** Opening Source passage block **

Batch 2 Additional Cases: #13


IN THE MATTER OF THE PETITION FOR CHANGE OF NAME. MARIO
PABELLAR, Petitioner-Appellee, v. REPUBLIC OF THE PHILIPPINES,
Oppositor-Appellant

Summary:

Petitioner was born on November 11, 1937. Church records show that he was
baptized on May 27, 1938 as the illegitimate child of Teofila Pabellar with an
unknown father and paternal grandparents and that he was given the name Mario
Pabellar. However, he has never used that name. For more than three decades,
without objection from anybody, he has consistently and publicly used the name
Mario Carandang (Carandang being his fathers name). When petitioner
discovered that he was not using his real name, he filed a petition for change of
name, particularly his name, from Pabellar to Carandang. He failed, however, to
submit any evidence of the record of his birth. Despite opposition from the City
Fiscal, the court a quo granted the petition. The Solicitor General appealed,
contending that petitioner failed to show any reasonable justification for the
change of name and that there was no compliance with the jurisdictional
requirements. Reversing the decision, the Supreme Court held that the petition
was devoid of any factual and legal justification.

** Closing Source passage block **
** Opening Dataset extract block **

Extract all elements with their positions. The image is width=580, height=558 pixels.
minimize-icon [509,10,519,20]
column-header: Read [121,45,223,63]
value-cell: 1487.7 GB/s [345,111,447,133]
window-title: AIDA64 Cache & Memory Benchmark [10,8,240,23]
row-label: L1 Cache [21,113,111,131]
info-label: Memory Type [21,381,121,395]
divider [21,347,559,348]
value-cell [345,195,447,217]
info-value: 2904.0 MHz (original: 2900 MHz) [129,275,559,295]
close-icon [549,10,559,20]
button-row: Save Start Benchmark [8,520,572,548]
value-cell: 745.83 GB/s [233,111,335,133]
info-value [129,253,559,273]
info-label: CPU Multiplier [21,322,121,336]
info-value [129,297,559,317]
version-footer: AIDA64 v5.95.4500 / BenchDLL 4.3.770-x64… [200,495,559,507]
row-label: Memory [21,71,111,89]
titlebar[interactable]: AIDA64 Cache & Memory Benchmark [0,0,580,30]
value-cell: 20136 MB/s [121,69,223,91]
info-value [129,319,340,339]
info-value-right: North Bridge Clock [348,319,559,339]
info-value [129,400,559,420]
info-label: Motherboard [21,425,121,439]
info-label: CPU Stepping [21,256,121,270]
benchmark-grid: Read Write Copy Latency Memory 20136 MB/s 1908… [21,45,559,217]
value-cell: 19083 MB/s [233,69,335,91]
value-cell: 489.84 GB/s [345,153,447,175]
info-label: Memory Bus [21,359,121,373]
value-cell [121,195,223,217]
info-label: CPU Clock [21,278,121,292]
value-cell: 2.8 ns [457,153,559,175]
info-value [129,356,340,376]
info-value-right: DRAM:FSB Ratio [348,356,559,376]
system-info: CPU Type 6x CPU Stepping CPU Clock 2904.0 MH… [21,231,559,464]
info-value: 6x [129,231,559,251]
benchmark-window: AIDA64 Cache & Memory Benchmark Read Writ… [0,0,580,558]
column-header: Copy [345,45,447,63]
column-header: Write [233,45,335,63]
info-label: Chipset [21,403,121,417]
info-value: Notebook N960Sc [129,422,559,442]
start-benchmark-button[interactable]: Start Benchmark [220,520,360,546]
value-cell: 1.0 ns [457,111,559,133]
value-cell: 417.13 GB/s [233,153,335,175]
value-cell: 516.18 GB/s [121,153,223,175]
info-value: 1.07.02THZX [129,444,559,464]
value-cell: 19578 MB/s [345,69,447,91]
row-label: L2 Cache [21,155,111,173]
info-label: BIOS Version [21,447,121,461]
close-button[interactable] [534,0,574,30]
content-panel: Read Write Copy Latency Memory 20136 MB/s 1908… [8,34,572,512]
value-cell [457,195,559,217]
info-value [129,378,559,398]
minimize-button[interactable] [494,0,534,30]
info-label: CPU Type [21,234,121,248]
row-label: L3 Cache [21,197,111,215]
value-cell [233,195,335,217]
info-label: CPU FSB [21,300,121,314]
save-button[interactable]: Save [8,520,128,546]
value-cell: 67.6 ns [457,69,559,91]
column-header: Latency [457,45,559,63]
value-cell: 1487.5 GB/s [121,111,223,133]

** Closing Dataset extract block **

▶ **Aim of the task**:
Pick up the summary of the Pabellar name-change case after its last sentence and continue it. None of the entries are needed for this.

▶ **Output of the task**:
Syllabus:

1. NAMES; CHANGE OF NAME; TRUE OR OFFICIAL NAME; EVIDENCE; BIRTH


CERTIFICATE AND PROOF OF ENTRY OF REGISTRY; ABSENCE THEREOF;
EFFECT. When at the hearing of the petition for change of name, the
petitioner did not present any birth certificate and was not able to prove
the allegation in his petition that his name in the civil register is Mario
Pabellar, the lower courts finding that the petitioners name in the civil
register of Lucena is Mario Pabellar is unfounded because, as aforestated,
no certified copy of the entry in the civil register as to petitioners name
was presented in evidence. In granting the petition, the lower court
erroneousely assumed that the petitioners name in the civil register at
Lucena is Mario Pabellar although that factum probandum was not
established by any factum probans.

2. NAME RECORDED IN CIVIL REGISTER, THE NAME TO BE CHANGED. The


fact that petitioner was christened Mario Pabellar does not justify his
petition for the change of his surname to Carandang. In a petition for
change of name" the only name that may be changed is the true or official
name recorded in the civil register" (Jesus Ng Yao Siong v. Republic, 63
O.G. 4403, 16 SCRA 483), a name which, as already noted, was not proven
by the petitioner. "The real name of a person is that given to him in the
civil register, not the name by which he was baptized in his church" (Chomi
v. Local Civil Registrar of manila, 99 Phil. 1004). The evidence herein does
not reveal petitioners real name in the civil register.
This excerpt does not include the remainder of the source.